# Start of Extracted information
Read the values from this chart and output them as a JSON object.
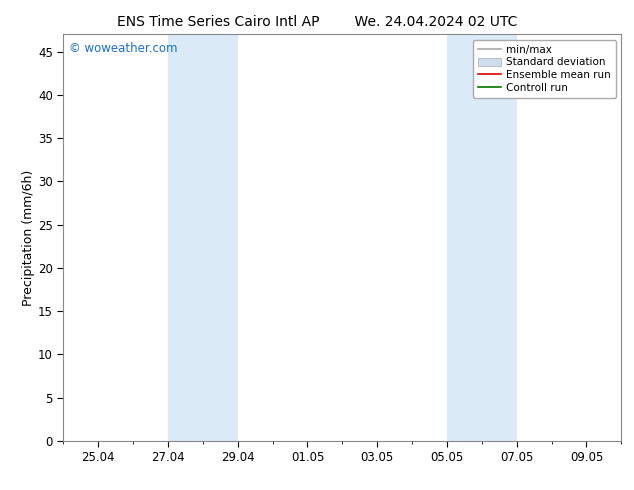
{
  "title_left": "ENS Time Series Cairo Intl AP",
  "title_right": "We. 24.04.2024 02 UTC",
  "ylabel": "Precipitation (mm/6h)",
  "ylim": [
    0,
    47
  ],
  "yticks": [
    0,
    5,
    10,
    15,
    20,
    25,
    30,
    35,
    40,
    45
  ],
  "xlim": [
    0,
    16
  ],
  "xtick_labels": [
    "25.04",
    "27.04",
    "29.04",
    "01.05",
    "03.05",
    "05.05",
    "07.05",
    "09.05"
  ],
  "xtick_positions": [
    1,
    3,
    5,
    7,
    9,
    11,
    13,
    15
  ],
  "minor_xtick_positions": [
    0,
    1,
    2,
    3,
    4,
    5,
    6,
    7,
    8,
    9,
    10,
    11,
    12,
    13,
    14,
    15,
    16
  ],
  "shaded_bands": [
    {
      "x_start": 3,
      "x_end": 5
    },
    {
      "x_start": 11,
      "x_end": 13
    }
  ],
  "shade_color": "#daeaf7",
  "watermark_text": "© woweather.com",
  "watermark_color": "#1a6fce",
  "legend_entries": [
    {
      "label": "min/max",
      "color": "#aaaaaa",
      "lw": 1.2,
      "type": "line"
    },
    {
      "label": "Standard deviation",
      "color": "#ccdded",
      "lw": 5,
      "type": "patch"
    },
    {
      "label": "Ensemble mean run",
      "color": "#dd0000",
      "lw": 1.2,
      "type": "line"
    },
    {
      "label": "Controll run",
      "color": "#007700",
      "lw": 1.2,
      "type": "line"
    }
  ],
  "bg_color": "#ffffff",
  "title_fontsize": 10,
  "tick_fontsize": 8.5,
  "label_fontsize": 9,
  "legend_fontsize": 7.5
}
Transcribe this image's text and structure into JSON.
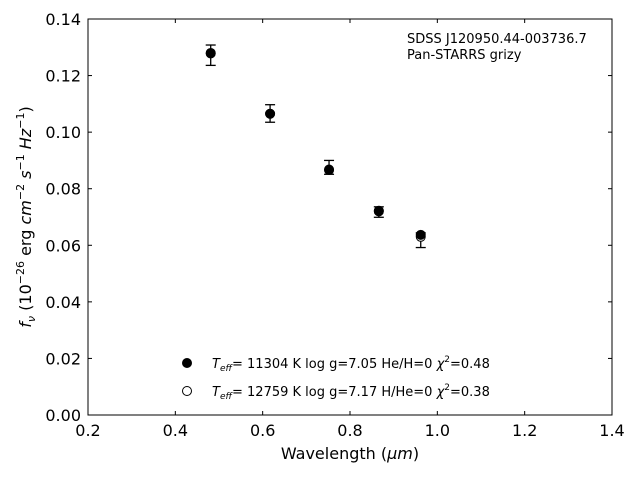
{
  "chart_data": {
    "type": "scatter",
    "xlabel": "Wavelength (",
    "xlabel_unit": "μm",
    "xlabel_tail": ")",
    "ylabel": {
      "f": "f",
      "nu": "ν",
      "open": " (10",
      "exp1": "−26",
      "erg": " erg ",
      "cm": "cm",
      "exp2": "−2",
      "s": " s",
      "exp3": "−1",
      "hz": " Hz",
      "exp4": "−1",
      "close": ")"
    },
    "xlim": [
      0.2,
      1.4
    ],
    "ylim": [
      0.0,
      0.14
    ],
    "xticks": [
      "0.2",
      "0.4",
      "0.6",
      "0.8",
      "1.0",
      "1.2",
      "1.4"
    ],
    "yticks": [
      "0.00",
      "0.02",
      "0.04",
      "0.06",
      "0.08",
      "0.10",
      "0.12",
      "0.14"
    ],
    "grid": false,
    "legend_position": "bottom-center",
    "annotation": [
      "SDSS J120950.44-003736.7",
      "Pan-STARRS grizy"
    ],
    "observed": [
      {
        "x": 0.481,
        "y": 0.1274,
        "yerr_low": 0.0038,
        "yerr_high": 0.0034
      },
      {
        "x": 0.617,
        "y": 0.1063,
        "yerr_low": 0.0028,
        "yerr_high": 0.0034
      },
      {
        "x": 0.752,
        "y": 0.0866,
        "yerr_low": 0.0015,
        "yerr_high": 0.0034
      },
      {
        "x": 0.866,
        "y": 0.0719,
        "yerr_low": 0.002,
        "yerr_high": 0.0017
      },
      {
        "x": 0.962,
        "y": 0.0635,
        "yerr_low": 0.0043,
        "yerr_high": 0.0009
      }
    ],
    "series": [
      {
        "marker": "filled",
        "t_label": "T",
        "t_sub": "eff",
        "label_text": "= 11304 K  log g=7.05  He/H=0  ",
        "chi": "χ",
        "chi_sup": "2",
        "chi_tail": "=0.48",
        "points": [
          {
            "x": 0.481,
            "y": 0.1278
          },
          {
            "x": 0.617,
            "y": 0.1065
          },
          {
            "x": 0.752,
            "y": 0.0868
          },
          {
            "x": 0.866,
            "y": 0.0722
          },
          {
            "x": 0.962,
            "y": 0.0637
          }
        ]
      },
      {
        "marker": "open",
        "t_label": "T",
        "t_sub": "eff",
        "label_text": "= 12759 K  log g=7.17  H/He=0  ",
        "chi": "χ",
        "chi_sup": "2",
        "chi_tail": "=0.38",
        "points": [
          {
            "x": 0.481,
            "y": 0.128
          },
          {
            "x": 0.617,
            "y": 0.1065
          },
          {
            "x": 0.752,
            "y": 0.0866
          },
          {
            "x": 0.866,
            "y": 0.072
          },
          {
            "x": 0.962,
            "y": 0.063
          }
        ]
      }
    ]
  }
}
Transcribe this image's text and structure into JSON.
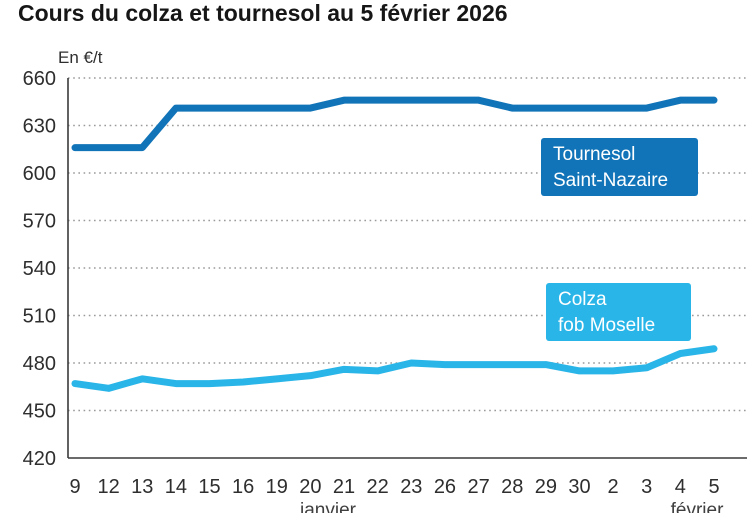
{
  "title": "Cours du colza et tournesol au 5 février 2026",
  "chart_data": {
    "type": "line",
    "title": "Cours du colza et tournesol au 5 février 2026",
    "unit_label": "En €/t",
    "grid": "horizontal dotted",
    "legend_position": "inline boxed labels on plot",
    "ylim": [
      420,
      660
    ],
    "y_ticks": [
      420,
      450,
      480,
      510,
      540,
      570,
      600,
      630,
      660
    ],
    "x_tick_labels": [
      "9",
      "12",
      "13",
      "14",
      "15",
      "16",
      "19",
      "20",
      "21",
      "22",
      "23",
      "26",
      "27",
      "28",
      "29",
      "30",
      "2",
      "3",
      "4",
      "5"
    ],
    "months": [
      {
        "label": "janvier"
      },
      {
        "label": "février"
      }
    ],
    "series": [
      {
        "name": "Tournesol Saint-Nazaire",
        "label_lines": [
          "Tournesol",
          "Saint-Nazaire"
        ],
        "color": "#1274b8",
        "values": [
          616,
          616,
          616,
          641,
          641,
          641,
          641,
          641,
          646,
          646,
          646,
          646,
          646,
          641,
          641,
          641,
          641,
          641,
          646,
          646
        ]
      },
      {
        "name": "Colza fob Moselle",
        "label_lines": [
          "Colza",
          "fob Moselle"
        ],
        "color": "#29b5e8",
        "values": [
          467,
          464,
          470,
          467,
          467,
          468,
          470,
          472,
          476,
          475,
          480,
          479,
          479,
          479,
          479,
          475,
          475,
          477,
          486,
          489
        ]
      }
    ]
  }
}
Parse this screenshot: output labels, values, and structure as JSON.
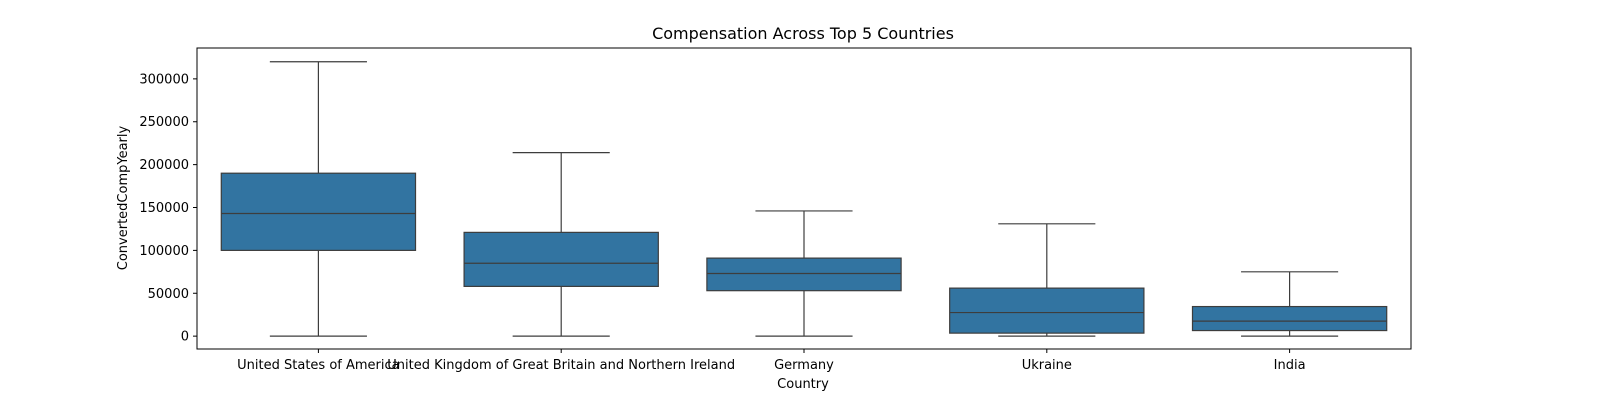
{
  "chart_data": {
    "type": "box",
    "title": "Compensation Across Top 5 Countries",
    "xlabel": "Country",
    "ylabel": "ConvertedCompYearly",
    "ylim": [
      -15000,
      336000
    ],
    "yticks": [
      0,
      50000,
      100000,
      150000,
      200000,
      250000,
      300000
    ],
    "ytick_labels": [
      "0",
      "50000",
      "100000",
      "150000",
      "200000",
      "250000",
      "300000"
    ],
    "categories": [
      "United States of America",
      "United Kingdom of Great Britain and Northern Ireland",
      "Germany",
      "Ukraine",
      "India"
    ],
    "boxes": [
      {
        "whisker_low": 0,
        "q1": 100000,
        "median": 143000,
        "q3": 190000,
        "whisker_high": 320000
      },
      {
        "whisker_low": 0,
        "q1": 58000,
        "median": 85000,
        "q3": 121000,
        "whisker_high": 214000
      },
      {
        "whisker_low": 0,
        "q1": 53000,
        "median": 73000,
        "q3": 91000,
        "whisker_high": 146000
      },
      {
        "whisker_low": 0,
        "q1": 3500,
        "median": 27500,
        "q3": 56000,
        "whisker_high": 131000
      },
      {
        "whisker_low": 0,
        "q1": 6500,
        "median": 17500,
        "q3": 34500,
        "whisker_high": 75000
      }
    ],
    "grid": false,
    "box_color": "#3274a1",
    "line_color": "#3d3d3d"
  }
}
# End of Extracted information
* **Written instruction**
Copy out each line of the entries that holds "values".

* **Exercise answer**
Read the values from this chart and output them as a JSON object.
        "values": [
        "values": [
Parse this screenshot: output labels, values, and structure as JSON.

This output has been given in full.